===== INFORMATION SUPPLIED =====

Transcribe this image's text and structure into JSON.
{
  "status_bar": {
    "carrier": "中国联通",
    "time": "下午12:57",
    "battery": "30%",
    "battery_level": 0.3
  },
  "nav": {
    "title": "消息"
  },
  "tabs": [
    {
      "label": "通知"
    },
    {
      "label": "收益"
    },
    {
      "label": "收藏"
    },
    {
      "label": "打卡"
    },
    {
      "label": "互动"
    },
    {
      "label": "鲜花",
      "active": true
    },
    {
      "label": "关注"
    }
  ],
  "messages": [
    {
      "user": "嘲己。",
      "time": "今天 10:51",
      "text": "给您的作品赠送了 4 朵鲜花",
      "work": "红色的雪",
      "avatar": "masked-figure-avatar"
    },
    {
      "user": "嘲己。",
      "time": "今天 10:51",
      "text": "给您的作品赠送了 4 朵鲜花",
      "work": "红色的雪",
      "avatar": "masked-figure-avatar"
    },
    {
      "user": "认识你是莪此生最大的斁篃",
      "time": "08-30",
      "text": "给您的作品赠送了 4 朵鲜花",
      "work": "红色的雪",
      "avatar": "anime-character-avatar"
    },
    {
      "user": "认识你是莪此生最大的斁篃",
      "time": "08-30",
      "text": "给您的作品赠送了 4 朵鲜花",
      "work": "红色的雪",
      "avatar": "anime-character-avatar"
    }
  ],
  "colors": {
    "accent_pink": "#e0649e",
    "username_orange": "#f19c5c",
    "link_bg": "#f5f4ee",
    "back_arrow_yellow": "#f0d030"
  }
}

=====

■ PROMPT: Please output the entries above, every line exactly as it reads.

■ CORRECT RESPONSE:
Transcribe this image's text and structure into JSON.
{
  "status_bar": {
    "carrier": "中国联通",
    "time": "下午12:57",
    "battery": "30%",
    "battery_level": 0.3
  },
  "nav": {
    "title": "消息"
  },
  "tabs": [
    {
      "label": "通知"
    },
    {
      "label": "收益"
    },
    {
      "label": "收藏"
    },
    {
      "label": "打卡"
    },
    {
      "label": "互动"
    },
    {
      "label": "鲜花",
      "active": true
    },
    {
      "label": "关注"
    }
  ],
  "messages": [
    {
      "user": "嘲己。",
      "time": "今天 10:51",
      "text": "给您的作品赠送了 4 朵鲜花",
      "work": "红色的雪",
      "avatar": "masked-figure-avatar"
    },
    {
      "user": "嘲己。",
      "time": "今天 10:51",
      "text": "给您的作品赠送了 4 朵鲜花",
      "work": "红色的雪",
      "avatar": "masked-figure-avatar"
    },
    {
      "user": "认识你是莪此生最大的斁篃",
      "time": "08-30",
      "text": "给您的作品赠送了 4 朵鲜花",
      "work": "红色的雪",
      "avatar": "anime-character-avatar"
    },
    {
      "user": "认识你是莪此生最大的斁篃",
      "time": "08-30",
      "text": "给您的作品赠送了 4 朵鲜花",
      "work": "红色的雪",
      "avatar": "anime-character-avatar"
    }
  ],
  "colors": {
    "accent_pink": "#e0649e",
    "username_orange": "#f19c5c",
    "link_bg": "#f5f4ee",
    "back_arrow_yellow": "#f0d030"
  }
}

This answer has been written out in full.